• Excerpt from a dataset
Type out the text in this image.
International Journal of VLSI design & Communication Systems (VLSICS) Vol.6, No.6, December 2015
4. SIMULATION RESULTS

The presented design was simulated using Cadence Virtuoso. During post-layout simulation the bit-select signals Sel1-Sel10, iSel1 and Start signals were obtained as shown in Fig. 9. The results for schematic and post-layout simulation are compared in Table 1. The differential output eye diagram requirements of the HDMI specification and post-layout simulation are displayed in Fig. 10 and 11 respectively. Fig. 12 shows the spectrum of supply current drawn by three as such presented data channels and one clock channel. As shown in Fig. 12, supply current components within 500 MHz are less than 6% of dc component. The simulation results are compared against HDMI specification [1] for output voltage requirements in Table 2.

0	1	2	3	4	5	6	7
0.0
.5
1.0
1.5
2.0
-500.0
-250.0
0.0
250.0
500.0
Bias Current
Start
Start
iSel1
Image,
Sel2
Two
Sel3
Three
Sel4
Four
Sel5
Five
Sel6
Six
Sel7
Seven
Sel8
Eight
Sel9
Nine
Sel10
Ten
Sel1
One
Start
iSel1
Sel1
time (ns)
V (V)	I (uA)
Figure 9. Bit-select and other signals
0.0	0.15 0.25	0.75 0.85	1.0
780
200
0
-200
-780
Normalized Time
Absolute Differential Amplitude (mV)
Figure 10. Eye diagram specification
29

• Your goal
Copy the records above exactly as they appear.

• Response to the exercise
Type out the text in this image.
International Journal of VLSI design & Communication Systems (VLSICS) Vol.6, No.6, December 2015
4. SIMULATION RESULTS

The presented design was simulated using Cadence Virtuoso. During post-layout simulation the bit-select signals Sel1-Sel10, iSel1 and Start signals were obtained as shown in Fig. 9. The results for schematic and post-layout simulation are compared in Table 1. The differential output eye diagram requirements of the HDMI specification and post-layout simulation are displayed in Fig. 10 and 11 respectively. Fig. 12 shows the spectrum of supply current drawn by three as such presented data channels and one clock channel. As shown in Fig. 12, supply current components within 500 MHz are less than 6% of dc component. The simulation results are compared against HDMI specification [1] for output voltage requirements in Table 2.

0	1	2	3	4	5	6	7
0.0
.5
1.0
1.5
2.0
-500.0
-250.0
0.0
250.0
500.0
Bias Current
Start
Start
iSel1
Image,
Sel2
Two
Sel3
Three
Sel4
Four
Sel5
Five
Sel6
Six
Sel7
Seven
Sel8
Eight
Sel9
Nine
Sel10
Ten
Sel1
One
Start
iSel1
Sel1
time (ns)
V (V)	I (uA)
Figure 9. Bit-select and other signals
0.0	0.15 0.25	0.75 0.85	1.0
780
200
0
-200
-780
Normalized Time
Absolute Differential Amplitude (mV)
Figure 10. Eye diagram specification
29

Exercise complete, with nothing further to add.